Arrange every line of the entries below as a numbered list, leaving out any blank lines.

### Provided material ###

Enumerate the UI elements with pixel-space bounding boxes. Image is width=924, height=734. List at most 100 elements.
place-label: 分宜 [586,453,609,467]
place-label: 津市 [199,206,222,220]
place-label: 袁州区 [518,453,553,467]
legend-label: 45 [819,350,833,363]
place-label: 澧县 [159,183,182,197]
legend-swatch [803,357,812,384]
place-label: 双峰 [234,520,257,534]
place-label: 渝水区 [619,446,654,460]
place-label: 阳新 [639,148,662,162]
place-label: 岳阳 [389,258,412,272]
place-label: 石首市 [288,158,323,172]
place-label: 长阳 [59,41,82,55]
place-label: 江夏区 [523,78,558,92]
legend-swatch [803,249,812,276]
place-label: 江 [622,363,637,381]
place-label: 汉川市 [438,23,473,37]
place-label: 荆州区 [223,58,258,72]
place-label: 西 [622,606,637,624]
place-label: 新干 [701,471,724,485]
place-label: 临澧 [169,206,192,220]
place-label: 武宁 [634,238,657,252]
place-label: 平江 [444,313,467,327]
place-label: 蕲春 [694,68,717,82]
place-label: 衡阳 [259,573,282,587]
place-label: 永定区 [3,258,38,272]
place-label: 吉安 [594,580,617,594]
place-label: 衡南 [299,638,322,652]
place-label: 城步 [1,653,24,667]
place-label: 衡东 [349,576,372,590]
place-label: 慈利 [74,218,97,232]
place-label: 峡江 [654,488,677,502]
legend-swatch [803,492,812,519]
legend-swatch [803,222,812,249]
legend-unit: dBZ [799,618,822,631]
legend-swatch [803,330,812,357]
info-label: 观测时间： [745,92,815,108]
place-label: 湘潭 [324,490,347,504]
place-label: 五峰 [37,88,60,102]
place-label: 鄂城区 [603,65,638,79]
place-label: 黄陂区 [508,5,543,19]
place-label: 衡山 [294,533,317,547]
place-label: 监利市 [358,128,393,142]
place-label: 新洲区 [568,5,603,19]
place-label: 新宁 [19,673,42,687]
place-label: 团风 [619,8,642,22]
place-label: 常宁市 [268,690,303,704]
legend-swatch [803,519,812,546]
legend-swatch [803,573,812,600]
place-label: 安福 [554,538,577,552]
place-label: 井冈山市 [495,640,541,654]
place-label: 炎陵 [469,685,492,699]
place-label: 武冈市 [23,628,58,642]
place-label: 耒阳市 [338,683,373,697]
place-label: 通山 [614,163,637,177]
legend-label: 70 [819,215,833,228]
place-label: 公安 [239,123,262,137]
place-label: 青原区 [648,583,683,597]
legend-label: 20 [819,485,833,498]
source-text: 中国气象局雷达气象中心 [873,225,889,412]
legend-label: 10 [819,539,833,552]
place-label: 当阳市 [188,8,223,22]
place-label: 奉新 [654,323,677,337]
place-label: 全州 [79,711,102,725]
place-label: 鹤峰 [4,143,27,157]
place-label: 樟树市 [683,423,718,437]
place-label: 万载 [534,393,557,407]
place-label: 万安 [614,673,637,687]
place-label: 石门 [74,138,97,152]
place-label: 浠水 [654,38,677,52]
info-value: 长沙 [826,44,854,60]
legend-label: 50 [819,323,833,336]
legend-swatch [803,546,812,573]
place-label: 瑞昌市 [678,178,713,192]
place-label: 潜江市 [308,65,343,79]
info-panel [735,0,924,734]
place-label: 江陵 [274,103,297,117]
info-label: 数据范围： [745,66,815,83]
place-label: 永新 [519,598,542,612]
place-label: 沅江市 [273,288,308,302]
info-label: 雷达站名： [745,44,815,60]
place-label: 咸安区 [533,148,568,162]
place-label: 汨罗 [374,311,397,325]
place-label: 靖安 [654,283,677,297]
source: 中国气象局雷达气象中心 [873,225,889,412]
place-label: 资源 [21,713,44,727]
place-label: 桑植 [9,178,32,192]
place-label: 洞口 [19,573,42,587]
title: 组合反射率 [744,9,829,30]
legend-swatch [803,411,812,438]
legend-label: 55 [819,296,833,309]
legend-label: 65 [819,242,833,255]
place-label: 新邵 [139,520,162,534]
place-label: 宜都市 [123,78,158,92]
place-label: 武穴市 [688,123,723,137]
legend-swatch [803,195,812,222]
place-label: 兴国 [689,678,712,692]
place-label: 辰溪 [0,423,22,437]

###

• Exercise output:
1. Enumerate the UI elements with pixel-space bounding boxes. Image is width=924, height=734. List at most 100 elements.
2. place-label: 分宜 [586,453,609,467]
3. place-label: 津市 [199,206,222,220]
4. place-label: 袁州区 [518,453,553,467]
5. legend-label: 45 [819,350,833,363]
6. place-label: 澧县 [159,183,182,197]
7. legend-swatch [803,357,812,384]
8. place-label: 双峰 [234,520,257,534]
9. place-label: 渝水区 [619,446,654,460]
10. place-label: 阳新 [639,148,662,162]
11. place-label: 岳阳 [389,258,412,272]
12. place-label: 石首市 [288,158,323,172]
13. place-label: 长阳 [59,41,82,55]
14. place-label: 江夏区 [523,78,558,92]
15. legend-swatch [803,249,812,276]
16. place-label: 江 [622,363,637,381]
17. place-label: 汉川市 [438,23,473,37]
18. place-label: 荆州区 [223,58,258,72]
19. place-label: 西 [622,606,637,624]
20. place-label: 新干 [701,471,724,485]
21. place-label: 临澧 [169,206,192,220]
22. place-label: 武宁 [634,238,657,252]
23. place-label: 平江 [444,313,467,327]
24. place-label: 蕲春 [694,68,717,82]
25. place-label: 衡阳 [259,573,282,587]
26. place-label: 永定区 [3,258,38,272]
27. place-label: 吉安 [594,580,617,594]
28. place-label: 衡南 [299,638,322,652]
29. place-label: 城步 [1,653,24,667]
30. place-label: 衡东 [349,576,372,590]
31. place-label: 慈利 [74,218,97,232]
32. place-label: 峡江 [654,488,677,502]
33. legend-swatch [803,492,812,519]
34. legend-swatch [803,222,812,249]
35. legend-unit: dBZ [799,618,822,631]
36. legend-swatch [803,330,812,357]
37. info-label: 观测时间： [745,92,815,108]
38. place-label: 湘潭 [324,490,347,504]
39. place-label: 五峰 [37,88,60,102]
40. place-label: 鄂城区 [603,65,638,79]
41. place-label: 黄陂区 [508,5,543,19]
42. place-label: 衡山 [294,533,317,547]
43. place-label: 监利市 [358,128,393,142]
44. place-label: 新洲区 [568,5,603,19]
45. place-label: 新宁 [19,673,42,687]
46. place-label: 团风 [619,8,642,22]
47. place-label: 常宁市 [268,690,303,704]
48. legend-swatch [803,519,812,546]
49. legend-swatch [803,573,812,600]
50. place-label: 安福 [554,538,577,552]
51. place-label: 井冈山市 [495,640,541,654]
52. place-label: 炎陵 [469,685,492,699]
53. place-label: 武冈市 [23,628,58,642]
54. place-label: 耒阳市 [338,683,373,697]
55. place-label: 通山 [614,163,637,177]
56. legend-label: 70 [819,215,833,228]
57. place-label: 公安 [239,123,262,137]
58. place-label: 青原区 [648,583,683,597]
59. legend-label: 20 [819,485,833,498]
60. source-text: 中国气象局雷达气象中心 [873,225,889,412]
61. legend-label: 10 [819,539,833,552]
62. place-label: 当阳市 [188,8,223,22]
63. place-label: 奉新 [654,323,677,337]
64. place-label: 全州 [79,711,102,725]
65. place-label: 鹤峰 [4,143,27,157]
66. place-label: 樟树市 [683,423,718,437]
67. place-label: 万载 [534,393,557,407]
68. place-label: 万安 [614,673,637,687]
69. place-label: 石门 [74,138,97,152]
70. place-label: 浠水 [654,38,677,52]
71. info-value: 长沙 [826,44,854,60]
72. legend-label: 50 [819,323,833,336]
73. legend-swatch [803,546,812,573]
74. place-label: 瑞昌市 [678,178,713,192]
75. place-label: 潜江市 [308,65,343,79]
76. info-panel [735,0,924,734]
77. place-label: 江陵 [274,103,297,117]
78. info-label: 数据范围： [745,66,815,83]
79. place-label: 永新 [519,598,542,612]
80. place-label: 沅江市 [273,288,308,302]
81. info-label: 雷达站名： [745,44,815,60]
82. place-label: 咸安区 [533,148,568,162]
83. place-label: 汨罗 [374,311,397,325]
84. place-label: 靖安 [654,283,677,297]
85. source: 中国气象局雷达气象中心 [873,225,889,412]
86. place-label: 资源 [21,713,44,727]
87. place-label: 桑植 [9,178,32,192]
88. place-label: 洞口 [19,573,42,587]
89. title: 组合反射率 [744,9,829,30]
90. legend-swatch [803,411,812,438]
91. legend-label: 55 [819,296,833,309]
92. legend-label: 65 [819,242,833,255]
93. place-label: 新邵 [139,520,162,534]
94. place-label: 宜都市 [123,78,158,92]
95. place-label: 武穴市 [688,123,723,137]
96. legend-swatch [803,195,812,222]
97. place-label: 兴国 [689,678,712,692]
98. place-label: 辰溪 [0,423,22,437]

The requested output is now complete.